# RECORDS FOR THIS TASK
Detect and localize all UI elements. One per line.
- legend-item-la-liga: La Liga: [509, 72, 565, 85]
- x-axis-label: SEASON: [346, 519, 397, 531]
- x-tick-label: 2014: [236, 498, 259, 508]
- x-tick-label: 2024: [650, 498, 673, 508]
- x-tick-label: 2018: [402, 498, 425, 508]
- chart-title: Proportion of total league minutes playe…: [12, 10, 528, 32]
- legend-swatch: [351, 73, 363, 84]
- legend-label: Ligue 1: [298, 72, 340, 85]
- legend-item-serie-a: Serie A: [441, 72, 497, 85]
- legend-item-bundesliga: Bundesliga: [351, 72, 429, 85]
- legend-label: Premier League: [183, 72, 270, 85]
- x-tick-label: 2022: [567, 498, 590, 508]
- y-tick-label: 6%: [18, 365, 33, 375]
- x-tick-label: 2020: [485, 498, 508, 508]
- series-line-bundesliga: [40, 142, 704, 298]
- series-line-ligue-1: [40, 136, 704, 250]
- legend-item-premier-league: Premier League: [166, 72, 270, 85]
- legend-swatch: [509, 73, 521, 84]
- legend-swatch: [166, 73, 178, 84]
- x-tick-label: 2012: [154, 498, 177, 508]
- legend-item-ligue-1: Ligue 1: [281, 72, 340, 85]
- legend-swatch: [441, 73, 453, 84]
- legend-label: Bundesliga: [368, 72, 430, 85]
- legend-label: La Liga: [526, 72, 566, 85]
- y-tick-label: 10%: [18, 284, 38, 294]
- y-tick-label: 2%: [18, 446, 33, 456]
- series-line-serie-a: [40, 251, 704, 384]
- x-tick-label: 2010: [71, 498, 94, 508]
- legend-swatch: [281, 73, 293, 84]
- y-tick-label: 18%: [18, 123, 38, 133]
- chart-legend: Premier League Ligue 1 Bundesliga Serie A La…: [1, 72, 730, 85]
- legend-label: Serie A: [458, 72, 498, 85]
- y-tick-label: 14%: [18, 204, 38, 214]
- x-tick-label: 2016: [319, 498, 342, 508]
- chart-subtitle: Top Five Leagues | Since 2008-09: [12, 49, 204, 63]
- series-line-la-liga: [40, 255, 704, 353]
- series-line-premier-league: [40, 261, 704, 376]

# PROBLEM DETAILS
Copy the rows above word for word, starting with the first row and stopping after the row that contains "- legend-swatch: [351, 73, 363, 84]".

# OUTPUT OF THE EXERCISE
Detect and localize all UI elements. One per line.
- legend-item-la-liga: La Liga: [509, 72, 565, 85]
- x-axis-label: SEASON: [346, 519, 397, 531]
- x-tick-label: 2014: [236, 498, 259, 508]
- x-tick-label: 2024: [650, 498, 673, 508]
- x-tick-label: 2018: [402, 498, 425, 508]
- chart-title: Proportion of total league minutes playe…: [12, 10, 528, 32]
- legend-swatch: [351, 73, 363, 84]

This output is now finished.